-- EXERCISE PROMPT --
From the entries below, pull out each line where "Offen" appears.

-- Collected data --
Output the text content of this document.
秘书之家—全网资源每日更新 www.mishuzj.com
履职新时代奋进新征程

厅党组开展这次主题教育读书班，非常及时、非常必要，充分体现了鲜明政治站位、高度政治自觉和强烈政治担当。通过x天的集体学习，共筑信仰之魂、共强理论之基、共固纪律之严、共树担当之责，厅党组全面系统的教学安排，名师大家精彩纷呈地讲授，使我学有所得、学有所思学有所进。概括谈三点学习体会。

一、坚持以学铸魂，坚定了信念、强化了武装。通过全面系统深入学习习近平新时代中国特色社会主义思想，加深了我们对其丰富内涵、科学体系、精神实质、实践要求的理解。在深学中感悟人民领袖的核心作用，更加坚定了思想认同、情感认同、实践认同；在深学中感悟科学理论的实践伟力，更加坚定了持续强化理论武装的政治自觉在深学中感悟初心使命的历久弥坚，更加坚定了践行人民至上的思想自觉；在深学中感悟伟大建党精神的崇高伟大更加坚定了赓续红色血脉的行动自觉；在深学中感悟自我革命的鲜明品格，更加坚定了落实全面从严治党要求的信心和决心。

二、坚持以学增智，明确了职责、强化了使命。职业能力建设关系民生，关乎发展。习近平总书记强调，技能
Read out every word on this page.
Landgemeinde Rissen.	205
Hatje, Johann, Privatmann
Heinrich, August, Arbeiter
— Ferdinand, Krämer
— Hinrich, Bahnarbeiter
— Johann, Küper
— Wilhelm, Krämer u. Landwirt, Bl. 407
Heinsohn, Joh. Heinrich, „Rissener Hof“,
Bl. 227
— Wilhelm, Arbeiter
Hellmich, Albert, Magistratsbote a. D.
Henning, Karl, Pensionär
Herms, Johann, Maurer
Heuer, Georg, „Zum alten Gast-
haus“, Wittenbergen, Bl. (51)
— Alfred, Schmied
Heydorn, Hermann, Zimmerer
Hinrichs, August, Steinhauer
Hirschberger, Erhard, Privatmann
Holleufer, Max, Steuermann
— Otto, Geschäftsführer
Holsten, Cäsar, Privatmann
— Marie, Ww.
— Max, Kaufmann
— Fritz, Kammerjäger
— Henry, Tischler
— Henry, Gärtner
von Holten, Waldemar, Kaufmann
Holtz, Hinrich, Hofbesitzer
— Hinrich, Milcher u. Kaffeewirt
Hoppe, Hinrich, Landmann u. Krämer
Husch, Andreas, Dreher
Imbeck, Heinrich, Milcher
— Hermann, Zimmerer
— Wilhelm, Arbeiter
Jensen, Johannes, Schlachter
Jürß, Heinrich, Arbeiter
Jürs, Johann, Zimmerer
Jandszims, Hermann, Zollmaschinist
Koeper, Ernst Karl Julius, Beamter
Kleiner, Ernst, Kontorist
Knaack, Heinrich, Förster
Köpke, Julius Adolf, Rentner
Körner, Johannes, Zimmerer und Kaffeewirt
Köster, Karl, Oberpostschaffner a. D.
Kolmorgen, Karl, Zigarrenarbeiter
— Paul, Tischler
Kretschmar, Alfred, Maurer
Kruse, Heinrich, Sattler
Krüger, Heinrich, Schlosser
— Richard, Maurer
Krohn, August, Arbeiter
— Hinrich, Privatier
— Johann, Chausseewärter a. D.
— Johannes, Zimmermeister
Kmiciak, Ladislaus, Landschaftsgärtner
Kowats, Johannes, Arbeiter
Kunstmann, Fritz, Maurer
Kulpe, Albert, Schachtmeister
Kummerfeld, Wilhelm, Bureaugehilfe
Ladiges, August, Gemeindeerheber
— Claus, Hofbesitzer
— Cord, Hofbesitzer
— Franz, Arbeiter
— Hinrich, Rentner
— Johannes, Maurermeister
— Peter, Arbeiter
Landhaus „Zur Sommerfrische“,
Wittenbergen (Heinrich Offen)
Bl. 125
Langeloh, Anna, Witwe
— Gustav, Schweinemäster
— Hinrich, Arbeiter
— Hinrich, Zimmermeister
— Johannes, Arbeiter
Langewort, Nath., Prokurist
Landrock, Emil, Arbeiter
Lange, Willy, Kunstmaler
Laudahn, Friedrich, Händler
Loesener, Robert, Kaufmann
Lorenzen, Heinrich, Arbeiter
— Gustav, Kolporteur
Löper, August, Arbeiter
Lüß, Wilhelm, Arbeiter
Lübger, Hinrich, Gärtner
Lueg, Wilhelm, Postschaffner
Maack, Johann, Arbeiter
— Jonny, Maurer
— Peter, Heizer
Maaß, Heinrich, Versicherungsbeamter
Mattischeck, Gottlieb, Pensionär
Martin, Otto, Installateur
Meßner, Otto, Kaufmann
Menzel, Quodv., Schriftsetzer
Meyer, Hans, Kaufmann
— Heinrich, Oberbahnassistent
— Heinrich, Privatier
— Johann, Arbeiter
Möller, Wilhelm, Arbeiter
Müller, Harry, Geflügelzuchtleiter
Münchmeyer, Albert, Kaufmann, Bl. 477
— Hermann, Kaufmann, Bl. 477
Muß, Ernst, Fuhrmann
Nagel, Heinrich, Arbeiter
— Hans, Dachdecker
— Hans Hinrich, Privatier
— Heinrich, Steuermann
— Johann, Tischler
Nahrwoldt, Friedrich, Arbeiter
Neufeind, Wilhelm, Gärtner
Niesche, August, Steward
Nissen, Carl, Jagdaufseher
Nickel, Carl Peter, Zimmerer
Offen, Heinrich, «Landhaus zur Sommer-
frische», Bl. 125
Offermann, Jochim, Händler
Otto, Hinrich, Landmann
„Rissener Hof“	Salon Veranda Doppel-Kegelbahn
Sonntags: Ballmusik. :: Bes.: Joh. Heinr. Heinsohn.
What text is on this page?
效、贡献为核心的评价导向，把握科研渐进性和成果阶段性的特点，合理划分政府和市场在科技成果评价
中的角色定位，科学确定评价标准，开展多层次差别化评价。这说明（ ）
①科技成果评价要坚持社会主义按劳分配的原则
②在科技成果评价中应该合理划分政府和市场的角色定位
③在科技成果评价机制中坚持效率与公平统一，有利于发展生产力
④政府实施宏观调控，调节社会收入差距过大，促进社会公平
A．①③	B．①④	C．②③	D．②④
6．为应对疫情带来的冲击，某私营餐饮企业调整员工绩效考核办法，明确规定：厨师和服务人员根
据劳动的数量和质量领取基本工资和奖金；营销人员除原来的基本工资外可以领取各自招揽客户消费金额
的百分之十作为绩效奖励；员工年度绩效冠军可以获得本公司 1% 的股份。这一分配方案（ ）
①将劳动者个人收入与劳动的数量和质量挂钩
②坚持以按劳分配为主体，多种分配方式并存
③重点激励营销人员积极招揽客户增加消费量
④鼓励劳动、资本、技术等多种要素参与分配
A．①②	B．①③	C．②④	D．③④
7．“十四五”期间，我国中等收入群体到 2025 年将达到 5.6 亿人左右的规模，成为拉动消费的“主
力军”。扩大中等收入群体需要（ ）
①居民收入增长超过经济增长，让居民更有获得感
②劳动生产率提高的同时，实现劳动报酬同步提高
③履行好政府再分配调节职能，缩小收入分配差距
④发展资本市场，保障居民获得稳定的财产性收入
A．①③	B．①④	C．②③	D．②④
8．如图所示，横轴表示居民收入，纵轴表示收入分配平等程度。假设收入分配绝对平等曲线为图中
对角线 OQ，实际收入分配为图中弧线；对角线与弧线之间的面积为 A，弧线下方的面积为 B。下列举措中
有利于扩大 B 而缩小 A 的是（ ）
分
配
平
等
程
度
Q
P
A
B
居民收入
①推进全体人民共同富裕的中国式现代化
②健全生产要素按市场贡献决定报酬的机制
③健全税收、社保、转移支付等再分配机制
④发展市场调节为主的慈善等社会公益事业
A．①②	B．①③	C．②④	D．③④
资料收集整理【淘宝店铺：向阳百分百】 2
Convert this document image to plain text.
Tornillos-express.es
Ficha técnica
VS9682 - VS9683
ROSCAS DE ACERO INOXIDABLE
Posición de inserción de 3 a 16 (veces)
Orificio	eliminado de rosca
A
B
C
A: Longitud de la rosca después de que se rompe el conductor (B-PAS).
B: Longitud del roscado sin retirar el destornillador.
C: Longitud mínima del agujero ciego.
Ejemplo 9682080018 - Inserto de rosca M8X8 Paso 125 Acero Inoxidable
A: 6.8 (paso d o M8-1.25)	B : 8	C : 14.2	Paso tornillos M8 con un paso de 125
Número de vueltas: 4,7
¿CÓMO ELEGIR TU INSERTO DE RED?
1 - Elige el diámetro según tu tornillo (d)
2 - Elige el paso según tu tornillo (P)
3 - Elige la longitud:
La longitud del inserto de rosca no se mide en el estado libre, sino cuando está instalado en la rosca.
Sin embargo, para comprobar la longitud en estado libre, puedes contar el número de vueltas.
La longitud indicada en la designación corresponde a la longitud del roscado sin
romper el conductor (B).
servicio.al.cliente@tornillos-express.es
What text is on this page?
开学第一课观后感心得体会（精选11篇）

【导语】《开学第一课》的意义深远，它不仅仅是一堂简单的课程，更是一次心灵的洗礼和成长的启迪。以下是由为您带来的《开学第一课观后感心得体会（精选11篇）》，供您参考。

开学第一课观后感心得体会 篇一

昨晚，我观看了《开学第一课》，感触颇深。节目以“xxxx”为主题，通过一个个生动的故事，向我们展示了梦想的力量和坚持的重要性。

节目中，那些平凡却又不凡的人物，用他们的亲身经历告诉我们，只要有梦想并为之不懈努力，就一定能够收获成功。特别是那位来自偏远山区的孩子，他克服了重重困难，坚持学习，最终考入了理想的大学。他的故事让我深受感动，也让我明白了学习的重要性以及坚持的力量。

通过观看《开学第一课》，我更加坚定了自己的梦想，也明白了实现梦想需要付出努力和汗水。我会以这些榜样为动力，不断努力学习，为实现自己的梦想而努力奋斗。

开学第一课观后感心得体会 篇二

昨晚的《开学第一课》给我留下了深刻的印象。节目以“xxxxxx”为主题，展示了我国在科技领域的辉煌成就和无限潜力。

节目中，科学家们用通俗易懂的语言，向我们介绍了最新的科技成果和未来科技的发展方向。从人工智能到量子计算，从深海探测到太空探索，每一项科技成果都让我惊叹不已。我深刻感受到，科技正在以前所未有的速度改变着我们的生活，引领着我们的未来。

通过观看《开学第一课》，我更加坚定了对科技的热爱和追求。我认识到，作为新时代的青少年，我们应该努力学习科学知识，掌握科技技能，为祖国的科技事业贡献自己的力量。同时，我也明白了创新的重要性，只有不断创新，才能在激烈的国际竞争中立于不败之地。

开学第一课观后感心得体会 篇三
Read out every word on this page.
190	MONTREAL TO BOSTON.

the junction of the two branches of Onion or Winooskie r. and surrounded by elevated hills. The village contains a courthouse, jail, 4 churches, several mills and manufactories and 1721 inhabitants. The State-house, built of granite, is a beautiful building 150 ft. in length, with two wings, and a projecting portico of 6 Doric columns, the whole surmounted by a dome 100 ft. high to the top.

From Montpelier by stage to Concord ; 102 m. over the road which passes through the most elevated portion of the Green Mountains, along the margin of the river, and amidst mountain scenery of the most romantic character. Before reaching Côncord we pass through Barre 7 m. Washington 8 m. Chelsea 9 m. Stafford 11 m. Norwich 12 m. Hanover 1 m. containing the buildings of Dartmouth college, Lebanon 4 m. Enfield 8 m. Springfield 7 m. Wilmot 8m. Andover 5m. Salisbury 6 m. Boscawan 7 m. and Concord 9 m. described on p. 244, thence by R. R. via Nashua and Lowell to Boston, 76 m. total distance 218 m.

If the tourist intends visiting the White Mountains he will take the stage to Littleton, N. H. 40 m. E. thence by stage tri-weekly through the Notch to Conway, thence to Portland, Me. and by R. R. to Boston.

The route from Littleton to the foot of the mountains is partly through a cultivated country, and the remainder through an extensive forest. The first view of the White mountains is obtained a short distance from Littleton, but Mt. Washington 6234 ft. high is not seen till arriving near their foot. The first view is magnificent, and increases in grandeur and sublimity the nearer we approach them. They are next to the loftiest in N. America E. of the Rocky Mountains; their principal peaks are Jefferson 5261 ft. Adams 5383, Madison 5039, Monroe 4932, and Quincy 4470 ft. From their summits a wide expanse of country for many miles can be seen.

-- ANSWER FOR THIS EXERCISE --
Wittenbergen (Heinrich Offen)
Offen, Heinrich, «Landhaus zur Sommer-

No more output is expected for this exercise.